Do this.
Return every line of the records below verbatim, with no changes.

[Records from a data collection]
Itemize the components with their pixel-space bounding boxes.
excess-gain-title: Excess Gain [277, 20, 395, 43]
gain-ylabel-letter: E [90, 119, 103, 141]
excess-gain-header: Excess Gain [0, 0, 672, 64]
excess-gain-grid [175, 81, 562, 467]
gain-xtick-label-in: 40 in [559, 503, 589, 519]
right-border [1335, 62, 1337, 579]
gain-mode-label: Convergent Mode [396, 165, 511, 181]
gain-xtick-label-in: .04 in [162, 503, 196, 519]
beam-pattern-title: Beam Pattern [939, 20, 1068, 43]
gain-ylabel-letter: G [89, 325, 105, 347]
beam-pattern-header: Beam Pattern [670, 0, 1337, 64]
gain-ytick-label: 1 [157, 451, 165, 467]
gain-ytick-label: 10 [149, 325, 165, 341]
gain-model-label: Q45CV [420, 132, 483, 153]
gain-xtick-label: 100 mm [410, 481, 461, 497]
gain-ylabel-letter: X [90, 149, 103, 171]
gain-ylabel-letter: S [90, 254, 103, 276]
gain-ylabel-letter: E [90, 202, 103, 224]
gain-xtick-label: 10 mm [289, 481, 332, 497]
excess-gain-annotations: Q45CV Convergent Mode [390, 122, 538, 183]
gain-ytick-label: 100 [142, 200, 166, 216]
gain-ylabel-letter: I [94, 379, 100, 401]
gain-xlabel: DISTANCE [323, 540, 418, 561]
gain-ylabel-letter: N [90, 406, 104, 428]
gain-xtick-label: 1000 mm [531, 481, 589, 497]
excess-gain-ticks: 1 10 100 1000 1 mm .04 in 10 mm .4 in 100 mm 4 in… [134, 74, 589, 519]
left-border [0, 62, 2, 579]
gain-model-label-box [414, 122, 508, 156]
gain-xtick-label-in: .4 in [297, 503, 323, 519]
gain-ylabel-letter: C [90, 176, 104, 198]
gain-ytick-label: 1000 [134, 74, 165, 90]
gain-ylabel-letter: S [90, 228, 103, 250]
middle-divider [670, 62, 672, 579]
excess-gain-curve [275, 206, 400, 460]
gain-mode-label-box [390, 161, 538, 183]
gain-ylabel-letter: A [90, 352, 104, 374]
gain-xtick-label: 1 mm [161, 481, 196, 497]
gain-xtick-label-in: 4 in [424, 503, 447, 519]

Complete response.
Itemize the components with their pixel-space bounding boxes.
excess-gain-title: Excess Gain [277, 20, 395, 43]
gain-ylabel-letter: E [90, 119, 103, 141]
excess-gain-header: Excess Gain [0, 0, 672, 64]
excess-gain-grid [175, 81, 562, 467]
gain-xtick-label-in: 40 in [559, 503, 589, 519]
right-border [1335, 62, 1337, 579]
gain-mode-label: Convergent Mode [396, 165, 511, 181]
gain-xtick-label-in: .04 in [162, 503, 196, 519]
beam-pattern-title: Beam Pattern [939, 20, 1068, 43]
gain-ylabel-letter: G [89, 325, 105, 347]
beam-pattern-header: Beam Pattern [670, 0, 1337, 64]
gain-ytick-label: 1 [157, 451, 165, 467]
gain-ytick-label: 10 [149, 325, 165, 341]
gain-model-label: Q45CV [420, 132, 483, 153]
gain-xtick-label: 100 mm [410, 481, 461, 497]
gain-ylabel-letter: X [90, 149, 103, 171]
gain-ylabel-letter: S [90, 254, 103, 276]
gain-ylabel-letter: E [90, 202, 103, 224]
gain-xtick-label: 10 mm [289, 481, 332, 497]
excess-gain-annotations: Q45CV Convergent Mode [390, 122, 538, 183]
gain-ytick-label: 100 [142, 200, 166, 216]
gain-ylabel-letter: I [94, 379, 100, 401]
gain-xlabel: DISTANCE [323, 540, 418, 561]
gain-ylabel-letter: N [90, 406, 104, 428]
gain-xtick-label: 1000 mm [531, 481, 589, 497]
excess-gain-ticks: 1 10 100 1000 1 mm .04 in 10 mm .4 in 100 mm 4 in… [134, 74, 589, 519]
left-border [0, 62, 2, 579]
gain-model-label-box [414, 122, 508, 156]
gain-xtick-label-in: .4 in [297, 503, 323, 519]
gain-ylabel-letter: C [90, 176, 104, 198]
gain-ytick-label: 1000 [134, 74, 165, 90]
gain-ylabel-letter: S [90, 228, 103, 250]
middle-divider [670, 62, 672, 579]
excess-gain-curve [275, 206, 400, 460]
gain-mode-label-box [390, 161, 538, 183]
gain-ylabel-letter: A [90, 352, 104, 374]
gain-xtick-label: 1 mm [161, 481, 196, 497]
gain-xtick-label-in: 4 in [424, 503, 447, 519]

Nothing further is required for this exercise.